### WHAT YOU WILL DO
Everything in the data should be repeated exactly, save for the images.

### THE INPUT
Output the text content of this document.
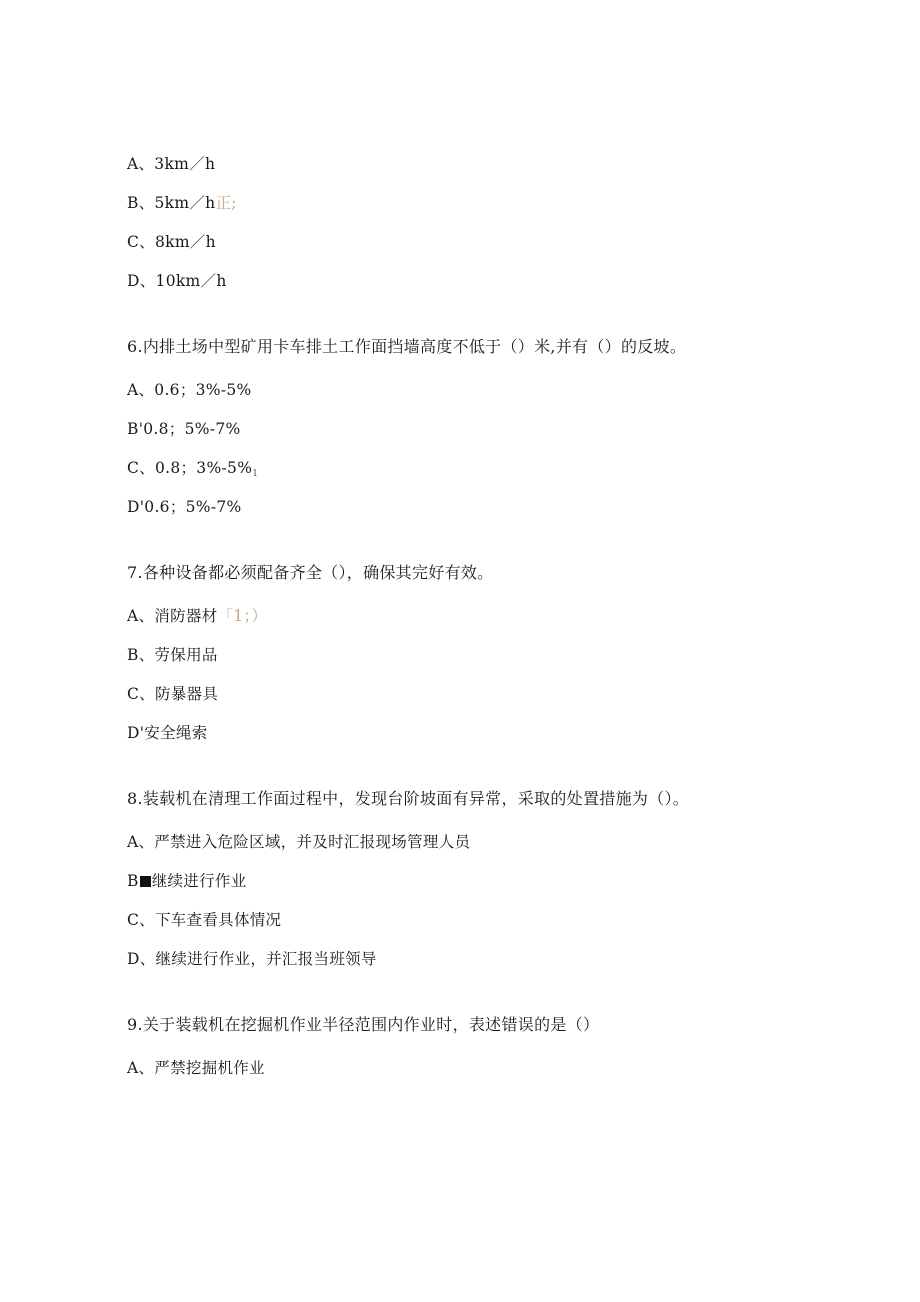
A、3km／h
B、5km／h正;
C、8km／h
D、10km／h
6.内排土场中型矿用卡车排土工作面挡墙高度不低于（）米,并有（）的反坡。
A、0.6；3%-5%
B'0.8；5%-7%
C、0.8；$3\%-5\%_1$
D'0.6；5%-7%
7.各种设备都必须配备齐全（），确保其完好有效。
A、消防器材「1；）
B、劳保用品
C、防暴器具
D'安全绳索
8.装载机在清理工作面过程中，发现台阶坡面有异常，采取的处置措施为（）。
A、严禁进入危险区域，并及时汇报现场管理人员
B 继续进行作业
C、下车查看具体情况
D、继续进行作业，并汇报当班领导
9.关于装载机在挖掘机作业半径范围内作业时，表述错误的是（）
A、严禁挖掘机作业
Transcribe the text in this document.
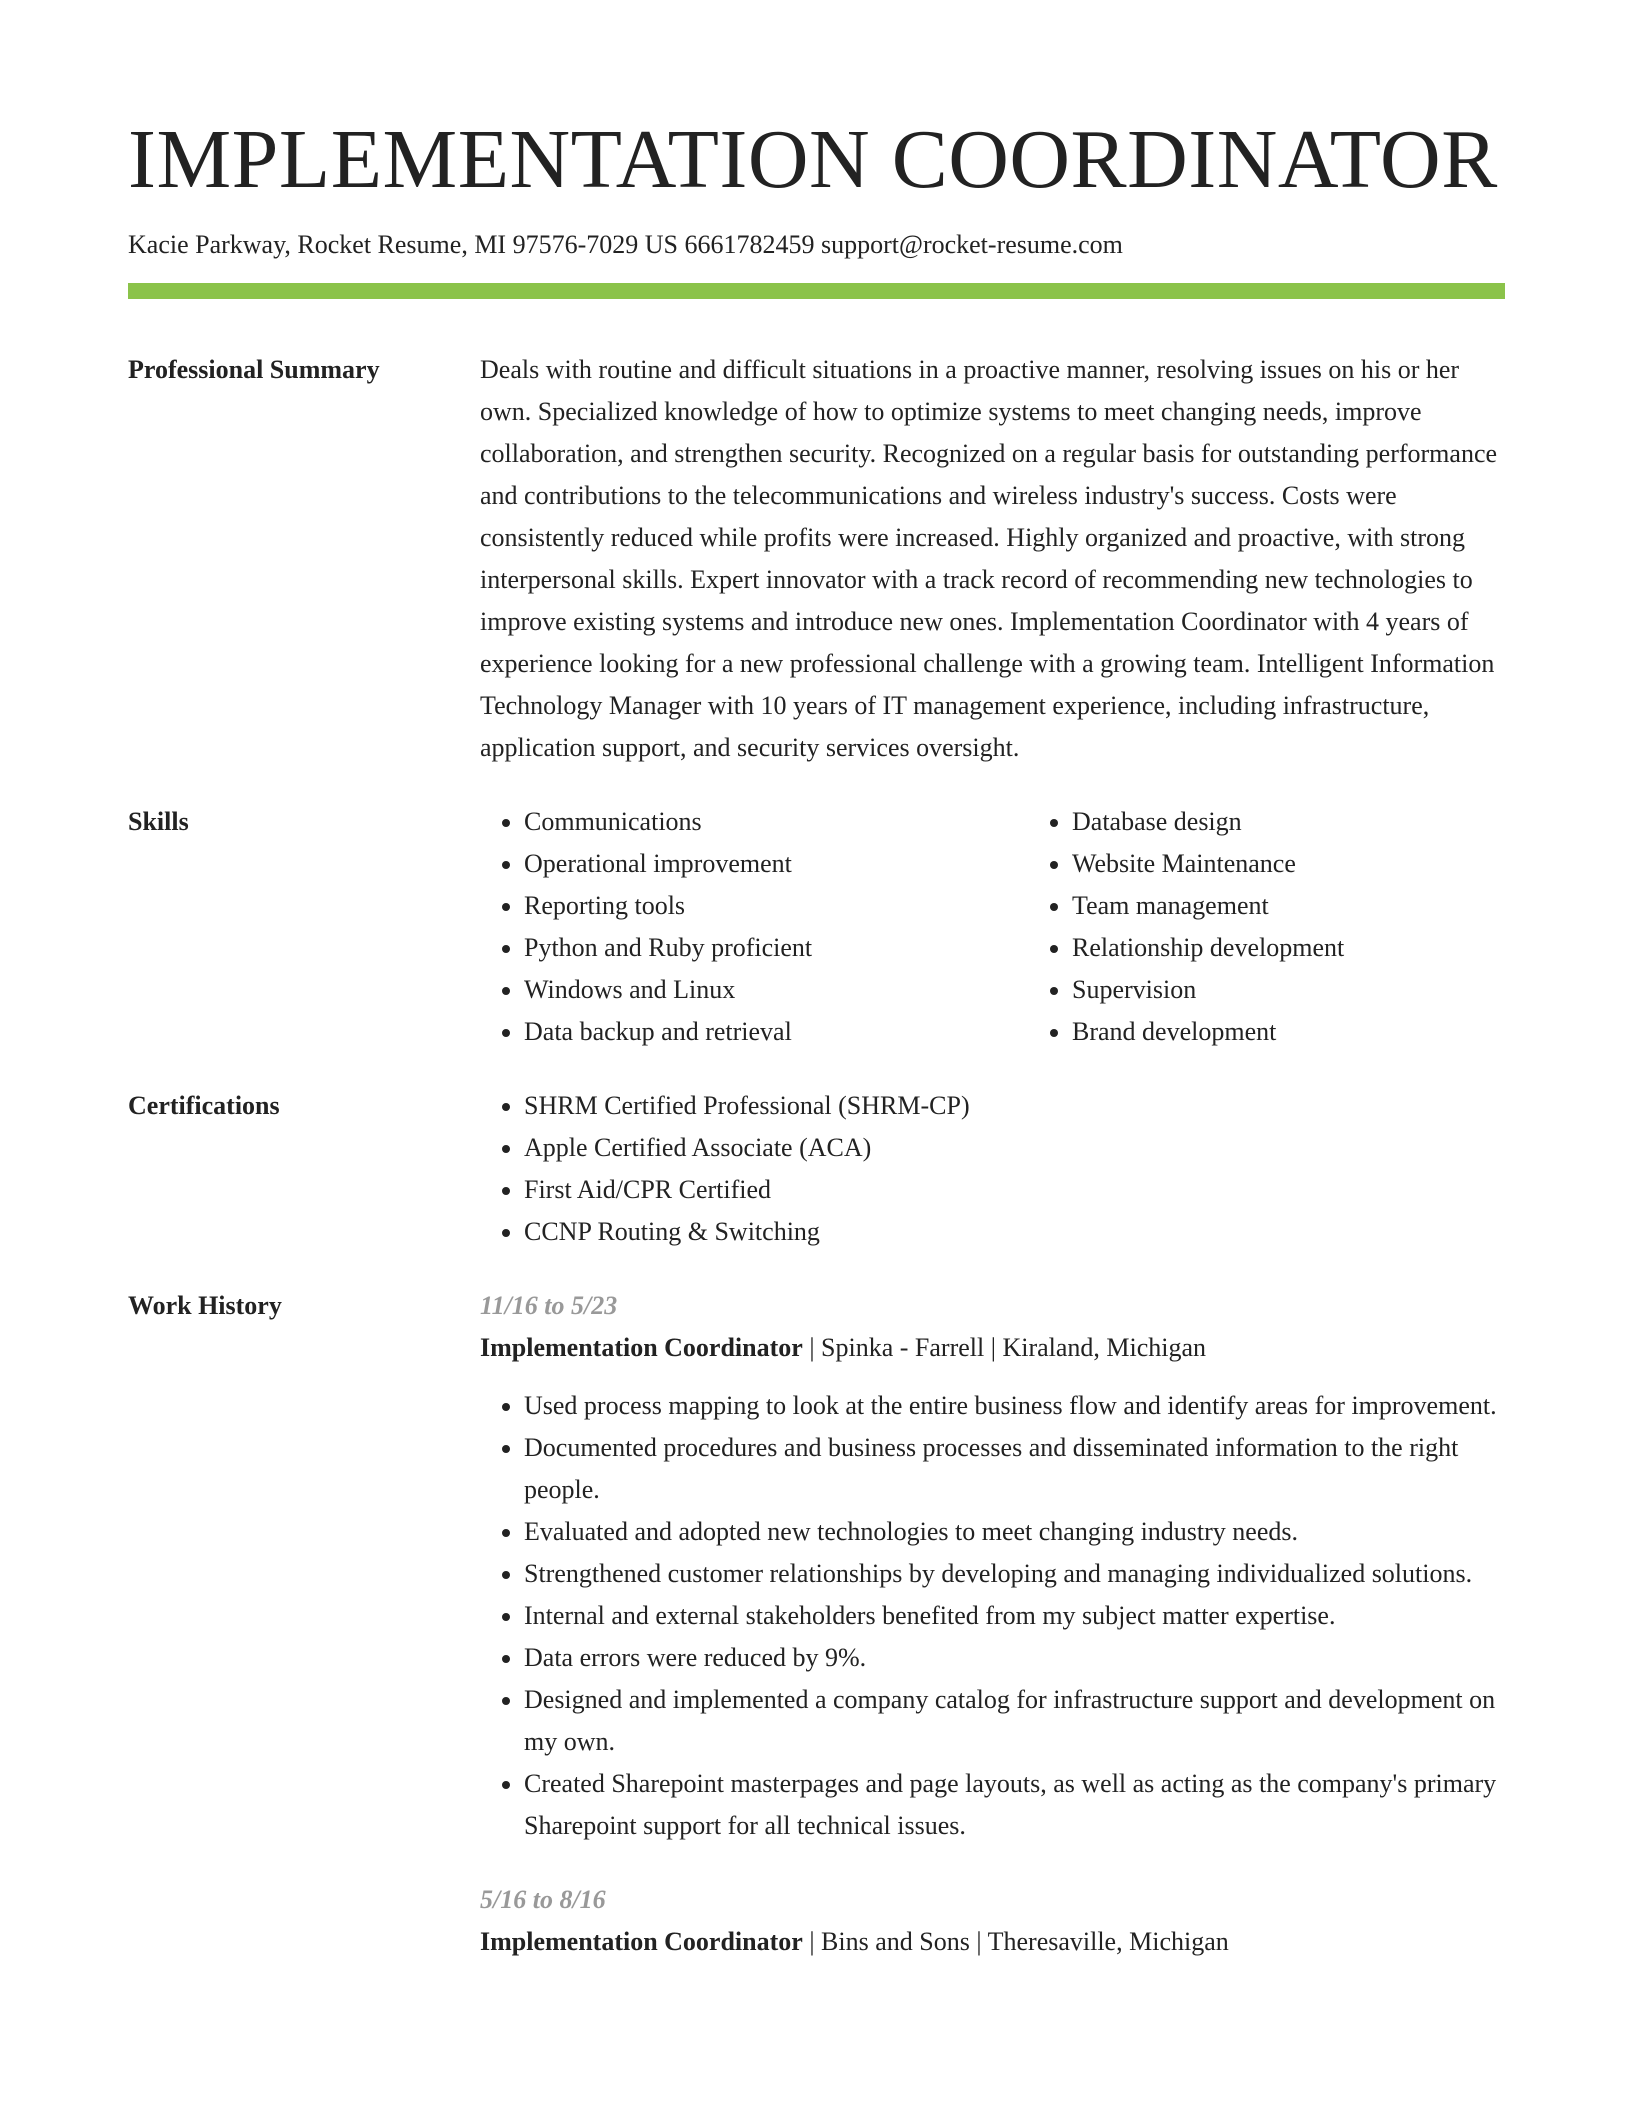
IMPLEMENTATION COORDINATOR
Kacie Parkway, Rocket Resume, MI 97576-7029 US 6661782459 support@rocket-resume.com
Professional Summary	Deals with routine and difficult situations in a proactive manner, resolving issues on his or her own. Specialized knowledge of how to optimize systems to meet changing needs, improve collaboration, and strengthen security. Recognized on a regular basis for outstanding performance and contributions to the telecommunications and wireless industry's success. Costs were consistently reduced while profits were increased. Highly organized and proactive, with strong interpersonal skills. Expert innovator with a track record of recommending new technologies to improve existing systems and introduce new ones. Implementation Coordinator with 4 years of experience looking for a new professional challenge with a growing team. Intelligent Information Technology Manager with 10 years of IT management experience, including infrastructure, application support, and security services oversight.

Skills	• Communications
• Operational improvement
• Reporting tools
• Python and Ruby proficient
• Windows and Linux
• Data backup and retrieval
• Database design
• Website Maintenance
• Team management
• Relationship development
• Supervision
• Brand development
Certifications	• SHRM Certified Professional (SHRM-CP)
• Apple Certified Associate (ACA)
• First Aid/CPR Certified
• CCNP Routing & Switching
Work History	11/16 to 5/23
Implementation Coordinator | Spinka - Farrell | Kiraland, Michigan
• Used process mapping to look at the entire business flow and identify areas for improvement.
• Documented procedures and business processes and disseminated information to the right people.
• Evaluated and adopted new technologies to meet changing industry needs.
• Strengthened customer relationships by developing and managing individualized solutions.
• Internal and external stakeholders benefited from my subject matter expertise.
• Data errors were reduced by 9%.
• Designed and implemented a company catalog for infrastructure support and development on my own.
• Created Sharepoint masterpages and page layouts, as well as acting as the company's primary Sharepoint support for all technical issues.
5/16 to 8/16
Implementation Coordinator | Bins and Sons | Theresaville, Michigan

### THE ANSWER
Output the text content of this document.
A、3km／h
B、5km／h正;
C、8km／h
D、10km／h
6.内排土场中型矿用卡车排土工作面挡墙高度不低于（）米,并有（）的反坡。
A、0.6；3%-5%
B'0.8；5%-7%
C、0.8；$3\%-5\%_1$
D'0.6；5%-7%
7.各种设备都必须配备齐全（），确保其完好有效。
A、消防器材「1；）
B、劳保用品
C、防暴器具
D'安全绳索
8.装载机在清理工作面过程中，发现台阶坡面有异常，采取的处置措施为（）。
A、严禁进入危险区域，并及时汇报现场管理人员
B 继续进行作业
C、下车查看具体情况
D、继续进行作业，并汇报当班领导
9.关于装载机在挖掘机作业半径范围内作业时，表述错误的是（）
A、严禁挖掘机作业
Transcribe the text in this document.
IMPLEMENTATION COORDINATOR
Kacie Parkway, Rocket Resume, MI 97576-7029 US 6661782459 support@rocket-resume.com
Professional Summary	Deals with routine and difficult situations in a proactive manner, resolving issues on his or her own. Specialized knowledge of how to optimize systems to meet changing needs, improve collaboration, and strengthen security. Recognized on a regular basis for outstanding performance and contributions to the telecommunications and wireless industry's success. Costs were consistently reduced while profits were increased. Highly organized and proactive, with strong interpersonal skills. Expert innovator with a track record of recommending new technologies to improve existing systems and introduce new ones. Implementation Coordinator with 4 years of experience looking for a new professional challenge with a growing team. Intelligent Information Technology Manager with 10 years of IT management experience, including infrastructure, application support, and security services oversight.

Skills	• Communications
• Operational improvement
• Reporting tools
• Python and Ruby proficient
• Windows and Linux
• Data backup and retrieval
• Database design
• Website Maintenance
• Team management
• Relationship development
• Supervision
• Brand development
Certifications	• SHRM Certified Professional (SHRM-CP)
• Apple Certified Associate (ACA)
• First Aid/CPR Certified
• CCNP Routing & Switching
Work History	11/16 to 5/23
Implementation Coordinator | Spinka - Farrell | Kiraland, Michigan
• Used process mapping to look at the entire business flow and identify areas for improvement.
• Documented procedures and business processes and disseminated information to the right people.
• Evaluated and adopted new technologies to meet changing industry needs.
• Strengthened customer relationships by developing and managing individualized solutions.
• Internal and external stakeholders benefited from my subject matter expertise.
• Data errors were reduced by 9%.
• Designed and implemented a company catalog for infrastructure support and development on my own.
• Created Sharepoint masterpages and page layouts, as well as acting as the company's primary Sharepoint support for all technical issues.
5/16 to 8/16
Implementation Coordinator | Bins and Sons | Theresaville, Michigan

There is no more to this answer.